_EXERCISE DETAILS_
Search the records for "name" and copy each line that holds it.

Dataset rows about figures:
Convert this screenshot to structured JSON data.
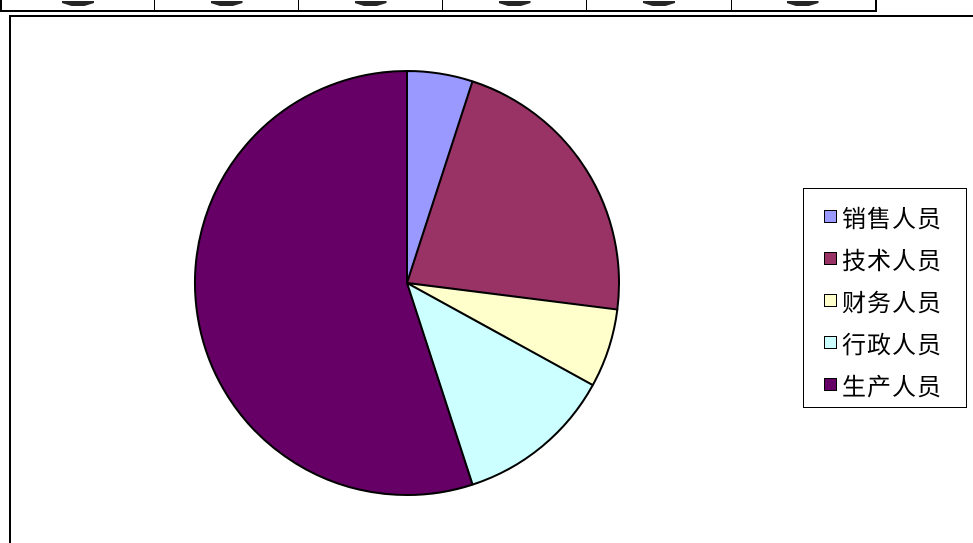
{
  "chart_data": {
    "type": "pie",
    "title": "",
    "categories": [
      "销售人员",
      "技术人员",
      "财务人员",
      "行政人员",
      "生产人员"
    ],
    "values": [
      5,
      22,
      6,
      12,
      55
    ],
    "colors": [
      "#9999FF",
      "#993366",
      "#FFFFCC",
      "#CCFFFF",
      "#660066"
    ],
    "start_angle_deg": 0,
    "direction": "clockwise",
    "legend_position": "right"
  }
}
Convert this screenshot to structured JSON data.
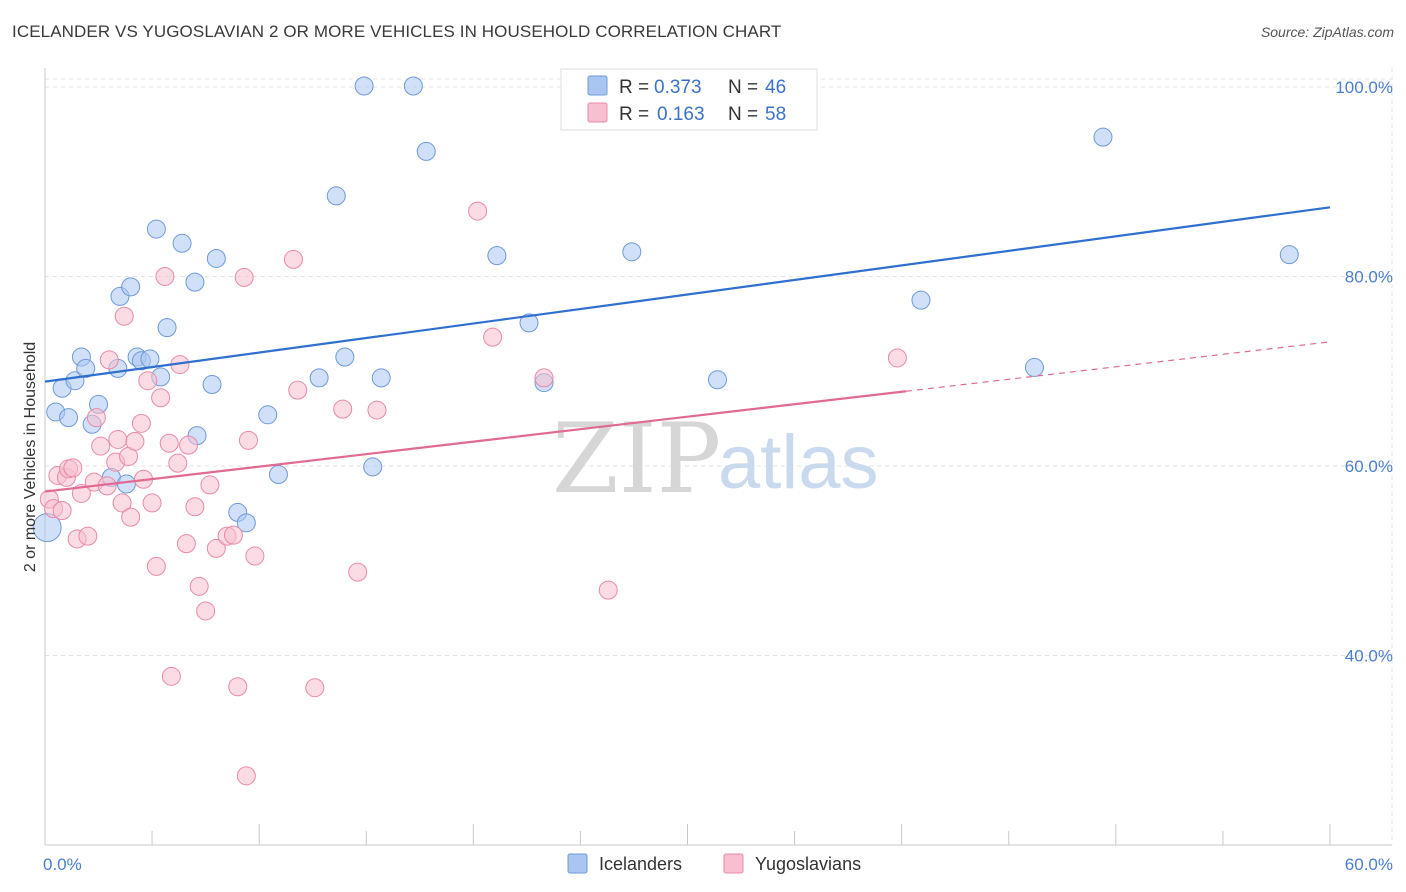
{
  "header": {
    "title": "ICELANDER VS YUGOSLAVIAN 2 OR MORE VEHICLES IN HOUSEHOLD CORRELATION CHART",
    "source": "Source: ZipAtlas.com"
  },
  "watermark": {
    "zip": "ZIP",
    "atlas": "atlas"
  },
  "legend": {
    "rows": [
      {
        "r_label": "R =",
        "r_value": "0.373",
        "n_label": "N =",
        "n_value": "46",
        "color": "#a9c6f2",
        "stroke": "#6f9ad8"
      },
      {
        "r_label": "R =",
        "r_value": "0.163",
        "n_label": "N =",
        "n_value": "58",
        "color": "#f7bfd0",
        "stroke": "#e98aa8"
      }
    ]
  },
  "bottom_legend": [
    "Icelanders",
    "Yugoslavians"
  ],
  "chart_data": {
    "type": "scatter",
    "title": "ICELANDER VS YUGOSLAVIAN 2 OR MORE VEHICLES IN HOUSEHOLD CORRELATION CHART",
    "xlabel": "",
    "ylabel": "2 or more Vehicles in Household",
    "xlim": [
      0,
      60
    ],
    "ylim": [
      20,
      102
    ],
    "y_ticks": [
      40,
      60,
      80,
      100
    ],
    "y_tick_labels": [
      "40.0%",
      "60.0%",
      "80.0%",
      "100.0%"
    ],
    "x_tick_labels": [
      "0.0%",
      "60.0%"
    ],
    "grid": true,
    "legend_position": "top-center",
    "series": [
      {
        "name": "Icelanders",
        "color": "#a9c6f2",
        "stroke": "#6f9ad8",
        "line_color": "#2f6fcf",
        "trend": {
          "x0": 0,
          "y0": 68.9,
          "x1": 60,
          "y1": 87.3,
          "solid_until": 60
        },
        "points": [
          [
            0.1,
            53.5
          ],
          [
            0.5,
            65.7
          ],
          [
            0.8,
            68.2
          ],
          [
            1.1,
            65.1
          ],
          [
            1.4,
            69.0
          ],
          [
            1.7,
            71.5
          ],
          [
            1.9,
            70.3
          ],
          [
            2.2,
            64.4
          ],
          [
            2.5,
            66.5
          ],
          [
            3.1,
            58.8
          ],
          [
            3.4,
            70.3
          ],
          [
            3.5,
            77.9
          ],
          [
            3.8,
            58.1
          ],
          [
            4.0,
            78.9
          ],
          [
            4.3,
            71.5
          ],
          [
            4.5,
            71.1
          ],
          [
            4.9,
            71.3
          ],
          [
            5.2,
            85.0
          ],
          [
            5.4,
            69.4
          ],
          [
            5.7,
            74.6
          ],
          [
            6.4,
            83.5
          ],
          [
            7.0,
            79.4
          ],
          [
            7.1,
            63.2
          ],
          [
            7.8,
            68.6
          ],
          [
            8.0,
            81.9
          ],
          [
            9.0,
            55.1
          ],
          [
            9.4,
            54.0
          ],
          [
            10.4,
            65.4
          ],
          [
            10.9,
            59.1
          ],
          [
            12.8,
            69.3
          ],
          [
            13.6,
            88.5
          ],
          [
            14.0,
            71.5
          ],
          [
            14.9,
            100.1
          ],
          [
            15.3,
            59.9
          ],
          [
            15.7,
            69.3
          ],
          [
            17.2,
            100.1
          ],
          [
            17.8,
            93.2
          ],
          [
            21.1,
            82.2
          ],
          [
            22.6,
            75.1
          ],
          [
            23.3,
            68.8
          ],
          [
            27.4,
            82.6
          ],
          [
            31.4,
            69.1
          ],
          [
            40.9,
            77.5
          ],
          [
            46.2,
            70.4
          ],
          [
            49.4,
            94.7
          ],
          [
            58.1,
            82.3
          ]
        ]
      },
      {
        "name": "Yugoslavians",
        "color": "#f7bfd0",
        "stroke": "#e98aa8",
        "line_color": "#e06a93",
        "trend": {
          "x0": 0,
          "y0": 57.3,
          "x1": 60,
          "y1": 73.1,
          "solid_until": 40.2
        },
        "points": [
          [
            0.2,
            56.5
          ],
          [
            0.4,
            55.5
          ],
          [
            0.6,
            59.0
          ],
          [
            0.8,
            55.3
          ],
          [
            1.0,
            58.8
          ],
          [
            1.1,
            59.7
          ],
          [
            1.3,
            59.8
          ],
          [
            1.5,
            52.3
          ],
          [
            1.7,
            57.1
          ],
          [
            2.0,
            52.6
          ],
          [
            2.3,
            58.3
          ],
          [
            2.4,
            65.1
          ],
          [
            2.6,
            62.1
          ],
          [
            2.9,
            57.9
          ],
          [
            3.0,
            71.2
          ],
          [
            3.3,
            60.4
          ],
          [
            3.4,
            62.8
          ],
          [
            3.6,
            56.1
          ],
          [
            3.7,
            75.8
          ],
          [
            3.9,
            61.0
          ],
          [
            4.0,
            54.6
          ],
          [
            4.2,
            62.6
          ],
          [
            4.5,
            64.5
          ],
          [
            4.6,
            58.6
          ],
          [
            4.8,
            69.0
          ],
          [
            5.0,
            56.1
          ],
          [
            5.2,
            49.4
          ],
          [
            5.4,
            67.2
          ],
          [
            5.6,
            80.0
          ],
          [
            5.8,
            62.4
          ],
          [
            5.9,
            37.8
          ],
          [
            6.2,
            60.3
          ],
          [
            6.3,
            70.7
          ],
          [
            6.6,
            51.8
          ],
          [
            6.7,
            62.2
          ],
          [
            7.0,
            55.7
          ],
          [
            7.2,
            47.3
          ],
          [
            7.5,
            44.7
          ],
          [
            7.7,
            58.0
          ],
          [
            8.0,
            51.3
          ],
          [
            8.5,
            52.6
          ],
          [
            8.8,
            52.7
          ],
          [
            9.0,
            36.7
          ],
          [
            9.3,
            79.9
          ],
          [
            9.5,
            62.7
          ],
          [
            9.4,
            27.3
          ],
          [
            9.8,
            50.5
          ],
          [
            11.6,
            81.8
          ],
          [
            11.8,
            68.0
          ],
          [
            12.6,
            36.6
          ],
          [
            13.9,
            66.0
          ],
          [
            14.6,
            48.8
          ],
          [
            15.5,
            65.9
          ],
          [
            20.2,
            86.9
          ],
          [
            20.9,
            73.6
          ],
          [
            23.3,
            69.3
          ],
          [
            26.3,
            46.9
          ],
          [
            39.8,
            71.4
          ]
        ]
      }
    ]
  }
}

_SOLVED PROBLEM_
        "name": "Icelanders",
        "name": "Yugoslavians",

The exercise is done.